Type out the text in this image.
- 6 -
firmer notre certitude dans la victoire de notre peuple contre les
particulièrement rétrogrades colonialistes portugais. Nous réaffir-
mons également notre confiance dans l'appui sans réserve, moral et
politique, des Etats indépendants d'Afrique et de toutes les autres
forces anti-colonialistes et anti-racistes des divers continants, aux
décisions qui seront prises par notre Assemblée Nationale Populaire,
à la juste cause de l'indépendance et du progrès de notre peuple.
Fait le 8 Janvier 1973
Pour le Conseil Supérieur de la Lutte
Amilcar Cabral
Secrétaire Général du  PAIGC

__________________________________________________

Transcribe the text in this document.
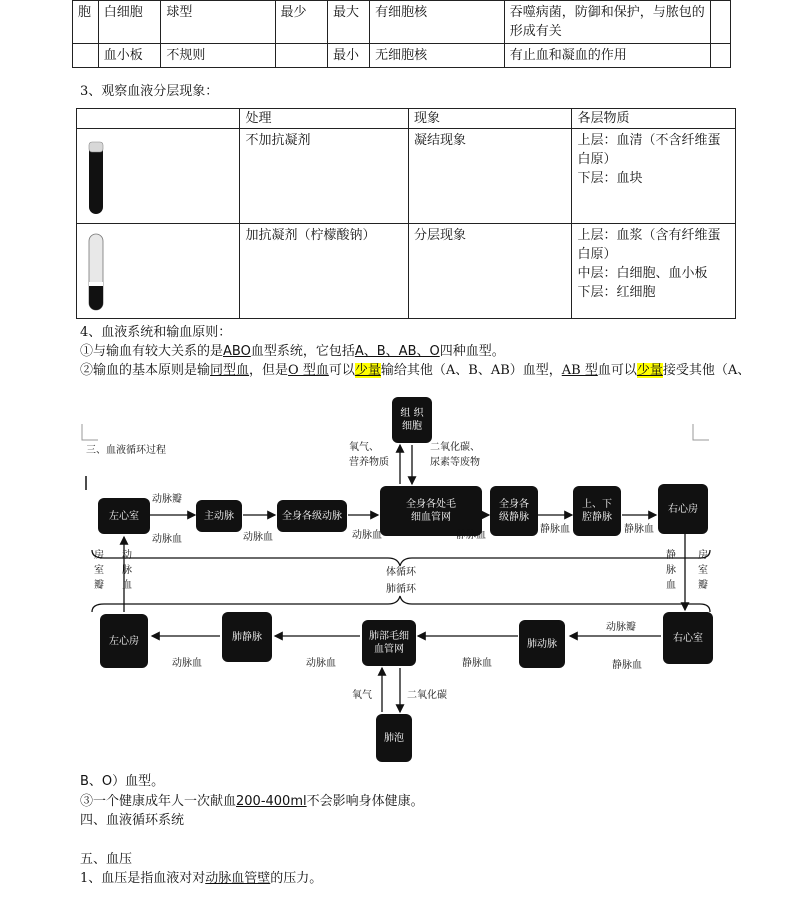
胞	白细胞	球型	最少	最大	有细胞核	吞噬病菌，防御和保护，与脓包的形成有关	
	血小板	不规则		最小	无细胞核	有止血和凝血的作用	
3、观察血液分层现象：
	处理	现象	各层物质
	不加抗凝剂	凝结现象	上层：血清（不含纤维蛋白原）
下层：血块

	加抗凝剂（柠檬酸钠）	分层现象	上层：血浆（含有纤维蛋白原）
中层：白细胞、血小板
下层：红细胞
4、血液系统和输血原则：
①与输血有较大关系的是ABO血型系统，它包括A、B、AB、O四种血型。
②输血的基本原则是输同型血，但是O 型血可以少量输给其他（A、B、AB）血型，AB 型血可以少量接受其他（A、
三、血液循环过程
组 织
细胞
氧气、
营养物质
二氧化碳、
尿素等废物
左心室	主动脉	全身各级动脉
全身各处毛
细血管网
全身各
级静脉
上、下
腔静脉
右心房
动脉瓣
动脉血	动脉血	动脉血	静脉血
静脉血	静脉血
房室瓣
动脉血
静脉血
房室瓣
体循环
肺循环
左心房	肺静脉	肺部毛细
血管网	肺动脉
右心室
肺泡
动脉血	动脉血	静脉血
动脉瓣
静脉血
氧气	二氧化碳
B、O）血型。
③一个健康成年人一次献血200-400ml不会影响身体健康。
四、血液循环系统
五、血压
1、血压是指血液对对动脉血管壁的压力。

__________________________________________________

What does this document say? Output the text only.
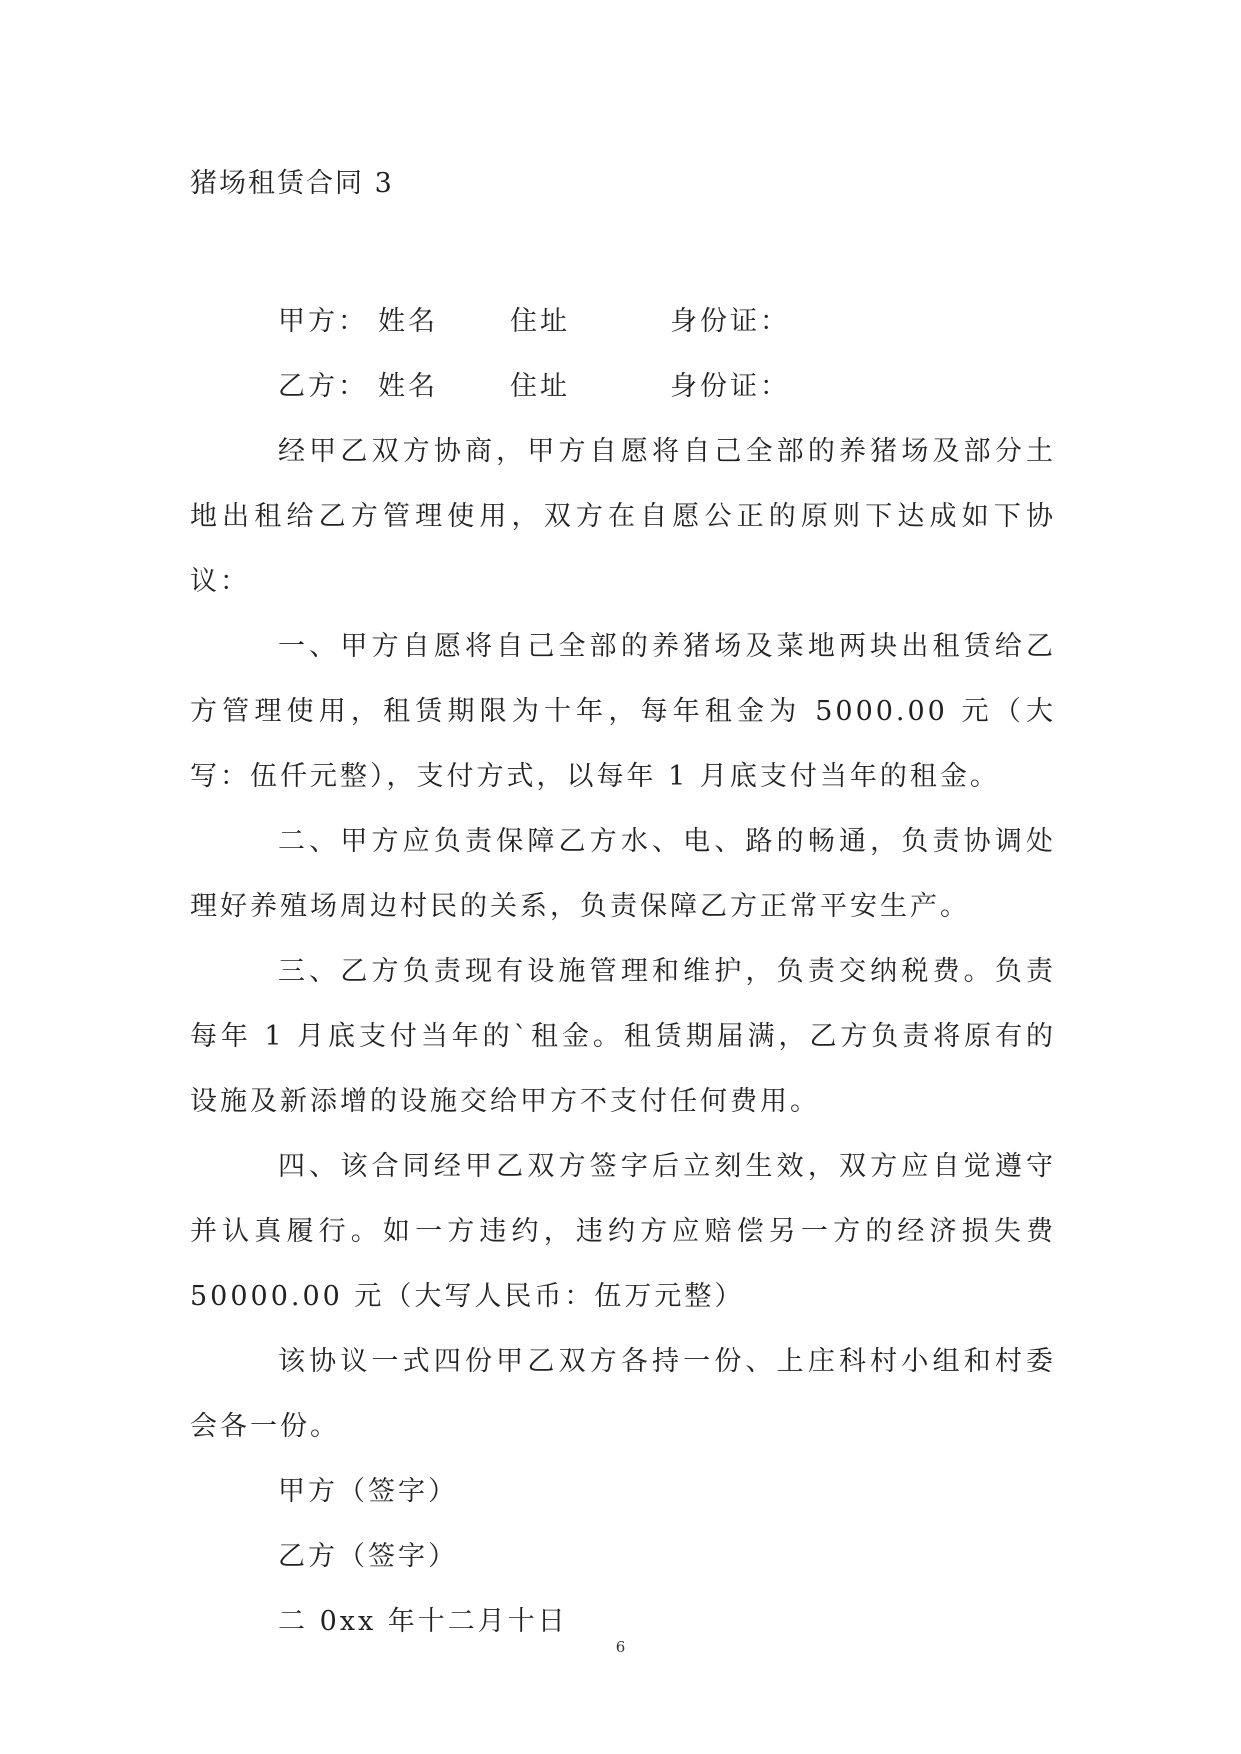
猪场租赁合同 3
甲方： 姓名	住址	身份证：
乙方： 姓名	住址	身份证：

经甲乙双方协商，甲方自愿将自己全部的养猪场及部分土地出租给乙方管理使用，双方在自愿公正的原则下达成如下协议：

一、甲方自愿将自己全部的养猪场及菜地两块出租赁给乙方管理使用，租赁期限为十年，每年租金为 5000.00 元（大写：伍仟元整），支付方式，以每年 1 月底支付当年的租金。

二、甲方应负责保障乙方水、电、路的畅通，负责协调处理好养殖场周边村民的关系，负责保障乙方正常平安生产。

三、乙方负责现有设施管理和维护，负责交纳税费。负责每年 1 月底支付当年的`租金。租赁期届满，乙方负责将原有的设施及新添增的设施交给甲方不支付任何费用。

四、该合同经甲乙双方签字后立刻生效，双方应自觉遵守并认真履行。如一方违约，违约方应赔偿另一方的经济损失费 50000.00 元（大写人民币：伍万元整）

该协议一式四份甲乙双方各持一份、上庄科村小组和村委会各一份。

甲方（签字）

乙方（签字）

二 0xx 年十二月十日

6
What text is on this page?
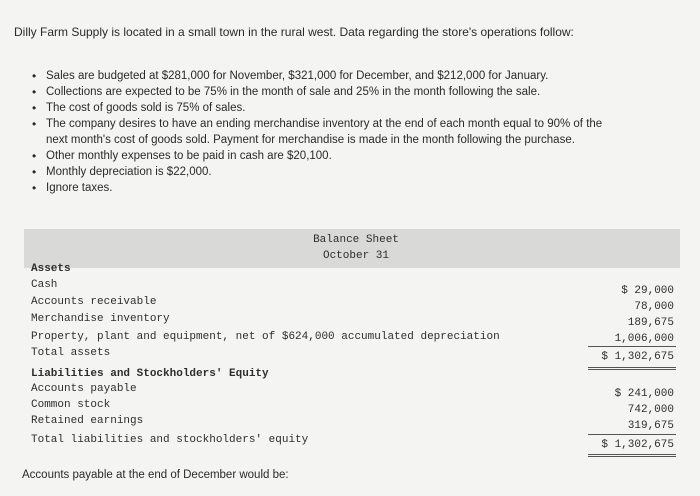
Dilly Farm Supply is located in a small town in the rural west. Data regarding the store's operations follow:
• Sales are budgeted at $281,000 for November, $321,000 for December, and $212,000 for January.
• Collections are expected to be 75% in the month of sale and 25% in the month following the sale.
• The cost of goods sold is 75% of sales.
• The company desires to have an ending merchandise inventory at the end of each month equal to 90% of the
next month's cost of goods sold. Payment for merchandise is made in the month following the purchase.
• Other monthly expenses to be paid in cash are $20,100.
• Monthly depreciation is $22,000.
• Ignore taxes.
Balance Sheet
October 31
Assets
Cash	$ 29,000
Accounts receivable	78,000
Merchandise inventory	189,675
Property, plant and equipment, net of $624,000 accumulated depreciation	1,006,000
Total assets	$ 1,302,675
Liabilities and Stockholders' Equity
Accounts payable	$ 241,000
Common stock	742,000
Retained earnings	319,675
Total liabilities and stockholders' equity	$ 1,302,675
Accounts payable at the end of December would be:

__________________________________________________

WHAT THE EXERCISE ASKS: Show the lines where the word "Total" appears in the entries.

EXERCISE OUTPUT:
Total assets	$ 1,302,675
Total liabilities and stockholders' equity	$ 1,302,675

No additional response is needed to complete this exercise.